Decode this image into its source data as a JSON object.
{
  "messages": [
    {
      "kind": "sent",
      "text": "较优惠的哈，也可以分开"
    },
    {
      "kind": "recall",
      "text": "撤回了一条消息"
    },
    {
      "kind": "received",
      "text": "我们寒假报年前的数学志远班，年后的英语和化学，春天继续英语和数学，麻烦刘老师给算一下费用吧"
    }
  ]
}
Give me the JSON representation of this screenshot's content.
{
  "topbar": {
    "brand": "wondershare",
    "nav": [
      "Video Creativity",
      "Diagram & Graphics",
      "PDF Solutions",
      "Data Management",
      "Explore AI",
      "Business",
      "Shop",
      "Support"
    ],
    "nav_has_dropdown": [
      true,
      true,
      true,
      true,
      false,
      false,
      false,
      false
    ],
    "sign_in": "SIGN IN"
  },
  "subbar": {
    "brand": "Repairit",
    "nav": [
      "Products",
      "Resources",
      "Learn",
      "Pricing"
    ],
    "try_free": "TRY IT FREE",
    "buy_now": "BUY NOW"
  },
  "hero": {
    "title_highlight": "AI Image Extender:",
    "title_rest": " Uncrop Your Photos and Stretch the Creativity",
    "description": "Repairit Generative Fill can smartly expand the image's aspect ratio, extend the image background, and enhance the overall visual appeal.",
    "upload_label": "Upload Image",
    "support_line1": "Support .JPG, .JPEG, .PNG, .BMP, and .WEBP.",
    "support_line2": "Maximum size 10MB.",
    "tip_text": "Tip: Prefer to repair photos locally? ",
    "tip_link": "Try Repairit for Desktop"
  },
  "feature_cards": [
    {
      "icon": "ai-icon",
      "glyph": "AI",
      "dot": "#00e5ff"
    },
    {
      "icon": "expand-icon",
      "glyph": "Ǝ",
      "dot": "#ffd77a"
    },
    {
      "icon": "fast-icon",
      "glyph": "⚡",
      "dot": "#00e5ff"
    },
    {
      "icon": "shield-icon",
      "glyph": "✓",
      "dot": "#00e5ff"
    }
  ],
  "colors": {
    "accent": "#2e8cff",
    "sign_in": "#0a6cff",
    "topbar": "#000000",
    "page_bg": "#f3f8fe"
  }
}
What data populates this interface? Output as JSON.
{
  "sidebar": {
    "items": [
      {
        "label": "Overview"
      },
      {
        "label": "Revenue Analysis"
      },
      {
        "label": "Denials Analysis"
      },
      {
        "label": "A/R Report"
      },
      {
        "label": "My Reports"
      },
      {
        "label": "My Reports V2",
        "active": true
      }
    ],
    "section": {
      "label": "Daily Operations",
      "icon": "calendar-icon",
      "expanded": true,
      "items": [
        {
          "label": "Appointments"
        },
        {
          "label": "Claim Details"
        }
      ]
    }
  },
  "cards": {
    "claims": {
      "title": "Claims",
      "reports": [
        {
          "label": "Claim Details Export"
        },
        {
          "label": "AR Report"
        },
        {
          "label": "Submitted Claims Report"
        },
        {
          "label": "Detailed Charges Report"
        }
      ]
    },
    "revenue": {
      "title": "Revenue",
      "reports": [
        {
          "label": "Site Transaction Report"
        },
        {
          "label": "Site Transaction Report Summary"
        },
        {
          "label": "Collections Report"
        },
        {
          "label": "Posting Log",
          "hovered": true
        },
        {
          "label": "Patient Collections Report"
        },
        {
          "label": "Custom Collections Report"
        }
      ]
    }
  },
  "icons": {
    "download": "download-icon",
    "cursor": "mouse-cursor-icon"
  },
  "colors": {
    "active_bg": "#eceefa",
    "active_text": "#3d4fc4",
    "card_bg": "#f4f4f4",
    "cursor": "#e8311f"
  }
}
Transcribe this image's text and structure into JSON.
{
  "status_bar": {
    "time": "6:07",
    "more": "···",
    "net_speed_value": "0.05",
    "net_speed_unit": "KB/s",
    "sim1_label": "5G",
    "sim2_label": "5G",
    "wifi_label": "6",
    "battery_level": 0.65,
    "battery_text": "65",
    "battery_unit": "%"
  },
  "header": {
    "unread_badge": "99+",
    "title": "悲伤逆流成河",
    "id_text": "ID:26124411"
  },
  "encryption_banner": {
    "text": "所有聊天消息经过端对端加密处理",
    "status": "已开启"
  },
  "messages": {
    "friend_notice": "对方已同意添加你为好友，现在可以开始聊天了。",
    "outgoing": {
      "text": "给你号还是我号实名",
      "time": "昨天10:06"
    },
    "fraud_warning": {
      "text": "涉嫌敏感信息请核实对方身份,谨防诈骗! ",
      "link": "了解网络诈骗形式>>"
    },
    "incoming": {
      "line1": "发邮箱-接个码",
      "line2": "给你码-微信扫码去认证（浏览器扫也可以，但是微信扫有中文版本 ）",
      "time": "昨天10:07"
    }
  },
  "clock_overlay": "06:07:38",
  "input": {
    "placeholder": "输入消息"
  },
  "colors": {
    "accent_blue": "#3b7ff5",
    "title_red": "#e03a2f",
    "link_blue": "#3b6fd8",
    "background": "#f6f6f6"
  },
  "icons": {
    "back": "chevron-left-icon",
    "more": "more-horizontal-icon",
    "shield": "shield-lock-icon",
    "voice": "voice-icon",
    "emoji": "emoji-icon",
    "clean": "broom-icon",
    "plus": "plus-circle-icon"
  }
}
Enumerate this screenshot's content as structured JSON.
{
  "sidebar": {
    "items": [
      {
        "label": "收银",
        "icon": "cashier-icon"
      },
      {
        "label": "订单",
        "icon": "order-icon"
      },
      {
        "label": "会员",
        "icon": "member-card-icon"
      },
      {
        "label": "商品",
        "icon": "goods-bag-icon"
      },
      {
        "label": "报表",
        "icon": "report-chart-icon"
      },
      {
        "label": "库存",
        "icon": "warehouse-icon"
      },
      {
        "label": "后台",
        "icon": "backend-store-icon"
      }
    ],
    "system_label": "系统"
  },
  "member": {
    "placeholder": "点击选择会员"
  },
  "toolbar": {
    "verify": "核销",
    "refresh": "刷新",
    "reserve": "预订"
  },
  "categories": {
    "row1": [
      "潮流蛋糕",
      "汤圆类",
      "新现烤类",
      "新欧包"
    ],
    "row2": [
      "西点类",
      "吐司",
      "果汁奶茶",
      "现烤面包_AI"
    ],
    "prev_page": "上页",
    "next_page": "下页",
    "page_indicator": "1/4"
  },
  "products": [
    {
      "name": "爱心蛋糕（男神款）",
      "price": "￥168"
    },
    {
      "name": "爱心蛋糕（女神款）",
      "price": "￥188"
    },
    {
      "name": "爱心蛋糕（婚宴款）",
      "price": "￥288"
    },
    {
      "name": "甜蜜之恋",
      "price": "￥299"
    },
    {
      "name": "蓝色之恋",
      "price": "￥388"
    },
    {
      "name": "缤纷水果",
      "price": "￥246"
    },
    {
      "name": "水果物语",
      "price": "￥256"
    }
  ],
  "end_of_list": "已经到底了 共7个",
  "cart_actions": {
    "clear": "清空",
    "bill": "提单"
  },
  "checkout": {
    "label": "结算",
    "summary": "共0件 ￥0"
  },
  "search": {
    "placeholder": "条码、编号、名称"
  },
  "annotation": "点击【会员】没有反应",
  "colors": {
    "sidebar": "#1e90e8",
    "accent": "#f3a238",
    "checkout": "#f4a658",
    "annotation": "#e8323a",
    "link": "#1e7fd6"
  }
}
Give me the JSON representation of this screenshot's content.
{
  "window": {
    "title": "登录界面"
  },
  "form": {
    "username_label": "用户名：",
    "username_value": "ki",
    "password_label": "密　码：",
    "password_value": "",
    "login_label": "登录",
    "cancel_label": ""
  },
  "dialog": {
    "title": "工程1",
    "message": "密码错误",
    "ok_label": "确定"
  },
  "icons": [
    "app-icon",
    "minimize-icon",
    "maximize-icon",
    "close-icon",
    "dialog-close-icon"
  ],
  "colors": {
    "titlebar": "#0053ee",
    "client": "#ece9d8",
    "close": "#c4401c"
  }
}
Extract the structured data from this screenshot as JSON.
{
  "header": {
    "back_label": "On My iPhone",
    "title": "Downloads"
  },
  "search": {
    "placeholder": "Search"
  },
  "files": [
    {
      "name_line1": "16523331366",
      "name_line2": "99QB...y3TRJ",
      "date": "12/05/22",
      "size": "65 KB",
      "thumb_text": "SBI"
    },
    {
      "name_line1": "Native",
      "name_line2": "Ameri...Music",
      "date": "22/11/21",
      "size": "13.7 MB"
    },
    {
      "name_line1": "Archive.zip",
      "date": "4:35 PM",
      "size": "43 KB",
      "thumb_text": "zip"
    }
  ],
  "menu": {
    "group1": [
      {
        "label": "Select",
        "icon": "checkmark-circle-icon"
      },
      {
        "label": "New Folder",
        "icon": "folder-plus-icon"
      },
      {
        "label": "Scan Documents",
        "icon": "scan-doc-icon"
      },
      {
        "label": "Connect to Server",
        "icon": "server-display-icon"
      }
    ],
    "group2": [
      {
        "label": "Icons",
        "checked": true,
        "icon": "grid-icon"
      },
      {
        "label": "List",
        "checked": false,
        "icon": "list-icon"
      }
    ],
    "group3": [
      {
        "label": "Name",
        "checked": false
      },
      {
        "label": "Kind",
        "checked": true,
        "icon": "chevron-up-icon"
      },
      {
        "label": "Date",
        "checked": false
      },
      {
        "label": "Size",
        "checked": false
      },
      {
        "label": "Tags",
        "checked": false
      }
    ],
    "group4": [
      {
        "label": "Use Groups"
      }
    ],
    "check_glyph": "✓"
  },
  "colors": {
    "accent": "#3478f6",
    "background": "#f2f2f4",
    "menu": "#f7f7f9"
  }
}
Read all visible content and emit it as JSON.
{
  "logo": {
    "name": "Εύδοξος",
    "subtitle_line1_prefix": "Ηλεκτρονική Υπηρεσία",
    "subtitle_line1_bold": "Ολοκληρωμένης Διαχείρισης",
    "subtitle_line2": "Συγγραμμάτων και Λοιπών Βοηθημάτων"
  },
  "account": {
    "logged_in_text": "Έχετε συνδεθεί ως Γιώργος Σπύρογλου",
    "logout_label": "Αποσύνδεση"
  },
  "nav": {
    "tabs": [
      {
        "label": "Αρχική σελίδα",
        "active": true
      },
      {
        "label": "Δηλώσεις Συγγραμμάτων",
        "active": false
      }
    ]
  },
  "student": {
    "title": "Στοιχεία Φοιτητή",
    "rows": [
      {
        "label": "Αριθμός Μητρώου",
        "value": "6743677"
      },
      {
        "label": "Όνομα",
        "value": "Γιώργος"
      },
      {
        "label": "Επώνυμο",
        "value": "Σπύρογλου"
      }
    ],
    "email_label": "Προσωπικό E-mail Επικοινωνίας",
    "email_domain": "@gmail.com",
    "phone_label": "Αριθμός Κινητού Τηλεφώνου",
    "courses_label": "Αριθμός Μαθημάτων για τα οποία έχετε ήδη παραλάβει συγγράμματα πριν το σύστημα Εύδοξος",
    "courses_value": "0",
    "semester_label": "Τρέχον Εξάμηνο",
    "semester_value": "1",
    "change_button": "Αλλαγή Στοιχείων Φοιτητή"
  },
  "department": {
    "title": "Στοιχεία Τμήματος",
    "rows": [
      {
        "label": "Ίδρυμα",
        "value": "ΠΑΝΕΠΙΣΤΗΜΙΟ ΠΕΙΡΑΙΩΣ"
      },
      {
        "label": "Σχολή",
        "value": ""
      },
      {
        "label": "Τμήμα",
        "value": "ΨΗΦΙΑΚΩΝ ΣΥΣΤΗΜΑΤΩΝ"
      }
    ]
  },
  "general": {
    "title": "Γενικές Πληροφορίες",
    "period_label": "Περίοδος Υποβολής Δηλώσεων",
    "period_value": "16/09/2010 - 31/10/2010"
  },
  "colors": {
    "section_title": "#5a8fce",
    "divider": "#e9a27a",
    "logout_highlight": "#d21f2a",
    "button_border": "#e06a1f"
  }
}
++++++
EXERCISE: Return every line containing "content".

SOLUTION FOR THIS PROBLEM:
Give me the JSON representation of this screenshot's content.
Enumerate this screenshot's content as structured JSON.
Give me the JSON representation of this screenshot's content.
Read all visible content and emit it as JSON.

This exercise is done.